----- Supplied entries

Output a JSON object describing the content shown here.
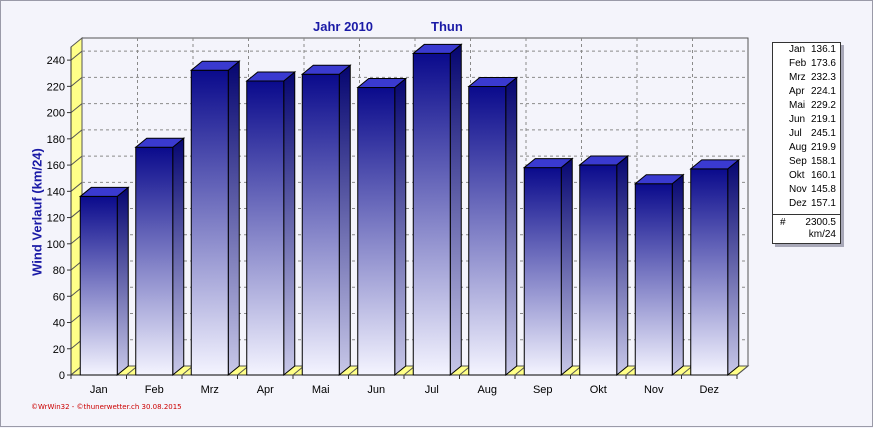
{
  "header": {
    "jahr": "Jahr  2010",
    "ort": "Thun"
  },
  "footer": "©WrWin32 - ©thunerwetter.ch  30.08.2015",
  "colors": {
    "bar_top": "#0a0a8c",
    "bar_bottom": "#f4f4ff",
    "floor": "#ffff88",
    "grid": "#8a8a8a",
    "text_blue": "#1a1aa6"
  },
  "legend": {
    "total_symbol": "#",
    "total_value": "2300.5",
    "unit": "km/24"
  },
  "chart_data": {
    "type": "bar",
    "title": "Jahr  2010          Thun",
    "ylabel": "Wind Verlauf  (km/24)",
    "xlabel": "",
    "categories": [
      "Jan",
      "Feb",
      "Mrz",
      "Apr",
      "Mai",
      "Jun",
      "Jul",
      "Aug",
      "Sep",
      "Okt",
      "Nov",
      "Dez"
    ],
    "values": [
      136.1,
      173.6,
      232.3,
      224.1,
      229.2,
      219.1,
      245.1,
      219.9,
      158.1,
      160.1,
      145.8,
      157.1
    ],
    "value_labels": [
      "136.1",
      "173.6",
      "232.3",
      "224.1",
      "229.2",
      "219.1",
      "245.1",
      "219.9",
      "158.1",
      "160.1",
      "145.8",
      "157.1"
    ],
    "ylim": [
      0,
      250
    ],
    "yticks": [
      0,
      20,
      40,
      60,
      80,
      100,
      120,
      140,
      160,
      180,
      200,
      220,
      240
    ],
    "grid": true,
    "legend_position": "right"
  }
}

----------

Transcribe the whole listing exactly. Pictures stay out of your copy.

Output a JSON object describing the content shown here.
{
  "header": {
    "jahr": "Jahr  2010",
    "ort": "Thun"
  },
  "footer": "©WrWin32 - ©thunerwetter.ch  30.08.2015",
  "colors": {
    "bar_top": "#0a0a8c",
    "bar_bottom": "#f4f4ff",
    "floor": "#ffff88",
    "grid": "#8a8a8a",
    "text_blue": "#1a1aa6"
  },
  "legend": {
    "total_symbol": "#",
    "total_value": "2300.5",
    "unit": "km/24"
  },
  "chart_data": {
    "type": "bar",
    "title": "Jahr  2010          Thun",
    "ylabel": "Wind Verlauf  (km/24)",
    "xlabel": "",
    "categories": [
      "Jan",
      "Feb",
      "Mrz",
      "Apr",
      "Mai",
      "Jun",
      "Jul",
      "Aug",
      "Sep",
      "Okt",
      "Nov",
      "Dez"
    ],
    "values": [
      136.1,
      173.6,
      232.3,
      224.1,
      229.2,
      219.1,
      245.1,
      219.9,
      158.1,
      160.1,
      145.8,
      157.1
    ],
    "value_labels": [
      "136.1",
      "173.6",
      "232.3",
      "224.1",
      "229.2",
      "219.1",
      "245.1",
      "219.9",
      "158.1",
      "160.1",
      "145.8",
      "157.1"
    ],
    "ylim": [
      0,
      250
    ],
    "yticks": [
      0,
      20,
      40,
      60,
      80,
      100,
      120,
      140,
      160,
      180,
      200,
      220,
      240
    ],
    "grid": true,
    "legend_position": "right"
  }
}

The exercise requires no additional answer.